◆ What is needed: Make an exact reproduction of all the data.

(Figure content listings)
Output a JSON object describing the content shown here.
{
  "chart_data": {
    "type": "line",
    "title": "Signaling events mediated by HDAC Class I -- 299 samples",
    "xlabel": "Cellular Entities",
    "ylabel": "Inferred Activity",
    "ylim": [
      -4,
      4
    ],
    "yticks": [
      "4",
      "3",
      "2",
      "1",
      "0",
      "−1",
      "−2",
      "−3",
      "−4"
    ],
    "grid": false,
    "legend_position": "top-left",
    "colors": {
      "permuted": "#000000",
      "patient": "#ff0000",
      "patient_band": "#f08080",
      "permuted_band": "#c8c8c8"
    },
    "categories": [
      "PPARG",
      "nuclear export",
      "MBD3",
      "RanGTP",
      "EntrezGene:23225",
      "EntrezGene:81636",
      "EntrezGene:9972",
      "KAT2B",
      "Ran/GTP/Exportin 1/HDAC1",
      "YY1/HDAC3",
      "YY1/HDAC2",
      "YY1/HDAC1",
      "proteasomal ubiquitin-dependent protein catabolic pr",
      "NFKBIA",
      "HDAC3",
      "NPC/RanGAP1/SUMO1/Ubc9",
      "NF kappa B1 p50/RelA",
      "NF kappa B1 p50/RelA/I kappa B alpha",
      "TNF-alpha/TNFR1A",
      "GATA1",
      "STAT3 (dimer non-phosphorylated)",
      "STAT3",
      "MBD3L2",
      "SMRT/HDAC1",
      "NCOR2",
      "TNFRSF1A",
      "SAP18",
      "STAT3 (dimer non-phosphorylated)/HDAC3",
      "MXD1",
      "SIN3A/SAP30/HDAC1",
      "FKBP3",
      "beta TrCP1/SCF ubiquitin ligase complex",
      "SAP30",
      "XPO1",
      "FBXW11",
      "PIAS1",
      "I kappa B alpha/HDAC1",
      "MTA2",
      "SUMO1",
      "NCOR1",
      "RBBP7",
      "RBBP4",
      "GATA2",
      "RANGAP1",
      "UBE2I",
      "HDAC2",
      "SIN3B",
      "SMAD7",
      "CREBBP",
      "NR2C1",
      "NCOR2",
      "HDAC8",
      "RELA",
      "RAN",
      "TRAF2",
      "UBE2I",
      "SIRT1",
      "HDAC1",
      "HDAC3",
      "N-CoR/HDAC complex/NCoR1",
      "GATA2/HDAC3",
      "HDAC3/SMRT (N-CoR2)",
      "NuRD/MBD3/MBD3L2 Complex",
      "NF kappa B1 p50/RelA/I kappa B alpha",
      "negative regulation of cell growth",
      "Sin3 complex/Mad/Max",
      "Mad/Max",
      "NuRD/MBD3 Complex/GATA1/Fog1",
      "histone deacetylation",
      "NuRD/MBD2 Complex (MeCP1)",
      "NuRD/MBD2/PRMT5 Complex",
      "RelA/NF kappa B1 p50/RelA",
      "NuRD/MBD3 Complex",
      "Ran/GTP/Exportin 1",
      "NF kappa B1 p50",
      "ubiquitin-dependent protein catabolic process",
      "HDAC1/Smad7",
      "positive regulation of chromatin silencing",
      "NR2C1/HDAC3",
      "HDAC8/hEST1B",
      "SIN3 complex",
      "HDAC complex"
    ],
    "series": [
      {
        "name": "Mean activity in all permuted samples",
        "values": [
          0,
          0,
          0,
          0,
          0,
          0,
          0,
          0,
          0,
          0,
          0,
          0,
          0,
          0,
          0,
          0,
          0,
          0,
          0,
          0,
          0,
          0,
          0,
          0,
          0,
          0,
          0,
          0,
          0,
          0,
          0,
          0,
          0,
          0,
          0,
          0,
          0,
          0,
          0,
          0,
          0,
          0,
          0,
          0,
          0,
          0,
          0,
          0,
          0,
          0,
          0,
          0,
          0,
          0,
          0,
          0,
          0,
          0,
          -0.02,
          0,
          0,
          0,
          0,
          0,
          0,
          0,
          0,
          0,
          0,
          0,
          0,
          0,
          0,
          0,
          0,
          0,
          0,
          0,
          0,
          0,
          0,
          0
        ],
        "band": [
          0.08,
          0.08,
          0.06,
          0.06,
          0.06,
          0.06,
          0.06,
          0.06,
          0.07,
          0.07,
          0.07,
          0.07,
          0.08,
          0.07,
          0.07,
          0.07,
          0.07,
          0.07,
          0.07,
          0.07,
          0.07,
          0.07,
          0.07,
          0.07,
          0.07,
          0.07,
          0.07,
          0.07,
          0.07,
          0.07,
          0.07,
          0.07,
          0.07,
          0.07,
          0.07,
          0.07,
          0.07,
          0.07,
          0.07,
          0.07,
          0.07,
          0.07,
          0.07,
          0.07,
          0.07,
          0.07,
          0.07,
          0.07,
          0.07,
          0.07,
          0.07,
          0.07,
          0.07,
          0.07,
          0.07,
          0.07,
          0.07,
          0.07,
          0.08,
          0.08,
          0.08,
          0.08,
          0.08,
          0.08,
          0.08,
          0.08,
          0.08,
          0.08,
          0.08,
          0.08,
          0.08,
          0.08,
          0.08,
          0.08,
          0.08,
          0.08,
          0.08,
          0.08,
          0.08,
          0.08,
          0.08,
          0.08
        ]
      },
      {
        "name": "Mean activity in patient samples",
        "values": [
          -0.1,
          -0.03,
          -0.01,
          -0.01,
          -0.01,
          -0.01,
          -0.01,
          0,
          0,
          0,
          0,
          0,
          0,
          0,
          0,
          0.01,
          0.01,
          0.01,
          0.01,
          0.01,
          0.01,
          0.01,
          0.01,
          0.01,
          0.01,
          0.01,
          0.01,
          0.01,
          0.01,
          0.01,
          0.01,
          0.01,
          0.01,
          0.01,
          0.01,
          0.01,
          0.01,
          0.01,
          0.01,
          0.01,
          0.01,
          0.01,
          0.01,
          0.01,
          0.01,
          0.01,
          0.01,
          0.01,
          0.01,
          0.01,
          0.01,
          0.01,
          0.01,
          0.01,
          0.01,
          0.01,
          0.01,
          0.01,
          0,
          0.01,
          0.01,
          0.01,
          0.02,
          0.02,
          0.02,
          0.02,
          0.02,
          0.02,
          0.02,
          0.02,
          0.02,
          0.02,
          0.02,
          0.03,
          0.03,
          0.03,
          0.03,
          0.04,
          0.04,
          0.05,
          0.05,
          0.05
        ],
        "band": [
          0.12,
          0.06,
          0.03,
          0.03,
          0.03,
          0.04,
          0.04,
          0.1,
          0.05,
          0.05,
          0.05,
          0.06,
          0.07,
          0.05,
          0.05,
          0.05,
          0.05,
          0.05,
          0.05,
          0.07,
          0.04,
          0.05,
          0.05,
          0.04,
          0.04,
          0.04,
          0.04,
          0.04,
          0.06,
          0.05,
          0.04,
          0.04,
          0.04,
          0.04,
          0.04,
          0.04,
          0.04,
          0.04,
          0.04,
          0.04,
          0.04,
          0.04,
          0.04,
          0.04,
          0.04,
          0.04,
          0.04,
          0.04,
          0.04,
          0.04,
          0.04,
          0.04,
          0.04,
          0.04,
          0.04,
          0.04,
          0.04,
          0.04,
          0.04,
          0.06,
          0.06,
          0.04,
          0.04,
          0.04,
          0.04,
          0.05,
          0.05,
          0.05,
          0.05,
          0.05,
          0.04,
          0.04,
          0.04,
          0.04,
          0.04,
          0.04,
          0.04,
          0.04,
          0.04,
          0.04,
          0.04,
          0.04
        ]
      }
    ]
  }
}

◆ Response below:
Output a JSON object describing the content shown here.
{
  "chart_data": {
    "type": "line",
    "title": "Signaling events mediated by HDAC Class I -- 299 samples",
    "xlabel": "Cellular Entities",
    "ylabel": "Inferred Activity",
    "ylim": [
      -4,
      4
    ],
    "yticks": [
      "4",
      "3",
      "2",
      "1",
      "0",
      "−1",
      "−2",
      "−3",
      "−4"
    ],
    "grid": false,
    "legend_position": "top-left",
    "colors": {
      "permuted": "#000000",
      "patient": "#ff0000",
      "patient_band": "#f08080",
      "permuted_band": "#c8c8c8"
    },
    "categories": [
      "PPARG",
      "nuclear export",
      "MBD3",
      "RanGTP",
      "EntrezGene:23225",
      "EntrezGene:81636",
      "EntrezGene:9972",
      "KAT2B",
      "Ran/GTP/Exportin 1/HDAC1",
      "YY1/HDAC3",
      "YY1/HDAC2",
      "YY1/HDAC1",
      "proteasomal ubiquitin-dependent protein catabolic pr",
      "NFKBIA",
      "HDAC3",
      "NPC/RanGAP1/SUMO1/Ubc9",
      "NF kappa B1 p50/RelA",
      "NF kappa B1 p50/RelA/I kappa B alpha",
      "TNF-alpha/TNFR1A",
      "GATA1",
      "STAT3 (dimer non-phosphorylated)",
      "STAT3",
      "MBD3L2",
      "SMRT/HDAC1",
      "NCOR2",
      "TNFRSF1A",
      "SAP18",
      "STAT3 (dimer non-phosphorylated)/HDAC3",
      "MXD1",
      "SIN3A/SAP30/HDAC1",
      "FKBP3",
      "beta TrCP1/SCF ubiquitin ligase complex",
      "SAP30",
      "XPO1",
      "FBXW11",
      "PIAS1",
      "I kappa B alpha/HDAC1",
      "MTA2",
      "SUMO1",
      "NCOR1",
      "RBBP7",
      "RBBP4",
      "GATA2",
      "RANGAP1",
      "UBE2I",
      "HDAC2",
      "SIN3B",
      "SMAD7",
      "CREBBP",
      "NR2C1",
      "NCOR2",
      "HDAC8",
      "RELA",
      "RAN",
      "TRAF2",
      "UBE2I",
      "SIRT1",
      "HDAC1",
      "HDAC3",
      "N-CoR/HDAC complex/NCoR1",
      "GATA2/HDAC3",
      "HDAC3/SMRT (N-CoR2)",
      "NuRD/MBD3/MBD3L2 Complex",
      "NF kappa B1 p50/RelA/I kappa B alpha",
      "negative regulation of cell growth",
      "Sin3 complex/Mad/Max",
      "Mad/Max",
      "NuRD/MBD3 Complex/GATA1/Fog1",
      "histone deacetylation",
      "NuRD/MBD2 Complex (MeCP1)",
      "NuRD/MBD2/PRMT5 Complex",
      "RelA/NF kappa B1 p50/RelA",
      "NuRD/MBD3 Complex",
      "Ran/GTP/Exportin 1",
      "NF kappa B1 p50",
      "ubiquitin-dependent protein catabolic process",
      "HDAC1/Smad7",
      "positive regulation of chromatin silencing",
      "NR2C1/HDAC3",
      "HDAC8/hEST1B",
      "SIN3 complex",
      "HDAC complex"
    ],
    "series": [
      {
        "name": "Mean activity in all permuted samples",
        "values": [
          0,
          0,
          0,
          0,
          0,
          0,
          0,
          0,
          0,
          0,
          0,
          0,
          0,
          0,
          0,
          0,
          0,
          0,
          0,
          0,
          0,
          0,
          0,
          0,
          0,
          0,
          0,
          0,
          0,
          0,
          0,
          0,
          0,
          0,
          0,
          0,
          0,
          0,
          0,
          0,
          0,
          0,
          0,
          0,
          0,
          0,
          0,
          0,
          0,
          0,
          0,
          0,
          0,
          0,
          0,
          0,
          0,
          0,
          -0.02,
          0,
          0,
          0,
          0,
          0,
          0,
          0,
          0,
          0,
          0,
          0,
          0,
          0,
          0,
          0,
          0,
          0,
          0,
          0,
          0,
          0,
          0,
          0
        ],
        "band": [
          0.08,
          0.08,
          0.06,
          0.06,
          0.06,
          0.06,
          0.06,
          0.06,
          0.07,
          0.07,
          0.07,
          0.07,
          0.08,
          0.07,
          0.07,
          0.07,
          0.07,
          0.07,
          0.07,
          0.07,
          0.07,
          0.07,
          0.07,
          0.07,
          0.07,
          0.07,
          0.07,
          0.07,
          0.07,
          0.07,
          0.07,
          0.07,
          0.07,
          0.07,
          0.07,
          0.07,
          0.07,
          0.07,
          0.07,
          0.07,
          0.07,
          0.07,
          0.07,
          0.07,
          0.07,
          0.07,
          0.07,
          0.07,
          0.07,
          0.07,
          0.07,
          0.07,
          0.07,
          0.07,
          0.07,
          0.07,
          0.07,
          0.07,
          0.08,
          0.08,
          0.08,
          0.08,
          0.08,
          0.08,
          0.08,
          0.08,
          0.08,
          0.08,
          0.08,
          0.08,
          0.08,
          0.08,
          0.08,
          0.08,
          0.08,
          0.08,
          0.08,
          0.08,
          0.08,
          0.08,
          0.08,
          0.08
        ]
      },
      {
        "name": "Mean activity in patient samples",
        "values": [
          -0.1,
          -0.03,
          -0.01,
          -0.01,
          -0.01,
          -0.01,
          -0.01,
          0,
          0,
          0,
          0,
          0,
          0,
          0,
          0,
          0.01,
          0.01,
          0.01,
          0.01,
          0.01,
          0.01,
          0.01,
          0.01,
          0.01,
          0.01,
          0.01,
          0.01,
          0.01,
          0.01,
          0.01,
          0.01,
          0.01,
          0.01,
          0.01,
          0.01,
          0.01,
          0.01,
          0.01,
          0.01,
          0.01,
          0.01,
          0.01,
          0.01,
          0.01,
          0.01,
          0.01,
          0.01,
          0.01,
          0.01,
          0.01,
          0.01,
          0.01,
          0.01,
          0.01,
          0.01,
          0.01,
          0.01,
          0.01,
          0,
          0.01,
          0.01,
          0.01,
          0.02,
          0.02,
          0.02,
          0.02,
          0.02,
          0.02,
          0.02,
          0.02,
          0.02,
          0.02,
          0.02,
          0.03,
          0.03,
          0.03,
          0.03,
          0.04,
          0.04,
          0.05,
          0.05,
          0.05
        ],
        "band": [
          0.12,
          0.06,
          0.03,
          0.03,
          0.03,
          0.04,
          0.04,
          0.1,
          0.05,
          0.05,
          0.05,
          0.06,
          0.07,
          0.05,
          0.05,
          0.05,
          0.05,
          0.05,
          0.05,
          0.07,
          0.04,
          0.05,
          0.05,
          0.04,
          0.04,
          0.04,
          0.04,
          0.04,
          0.06,
          0.05,
          0.04,
          0.04,
          0.04,
          0.04,
          0.04,
          0.04,
          0.04,
          0.04,
          0.04,
          0.04,
          0.04,
          0.04,
          0.04,
          0.04,
          0.04,
          0.04,
          0.04,
          0.04,
          0.04,
          0.04,
          0.04,
          0.04,
          0.04,
          0.04,
          0.04,
          0.04,
          0.04,
          0.04,
          0.04,
          0.06,
          0.06,
          0.04,
          0.04,
          0.04,
          0.04,
          0.05,
          0.05,
          0.05,
          0.05,
          0.05,
          0.04,
          0.04,
          0.04,
          0.04,
          0.04,
          0.04,
          0.04,
          0.04,
          0.04,
          0.04,
          0.04,
          0.04
        ]
      }
    ]
  }
}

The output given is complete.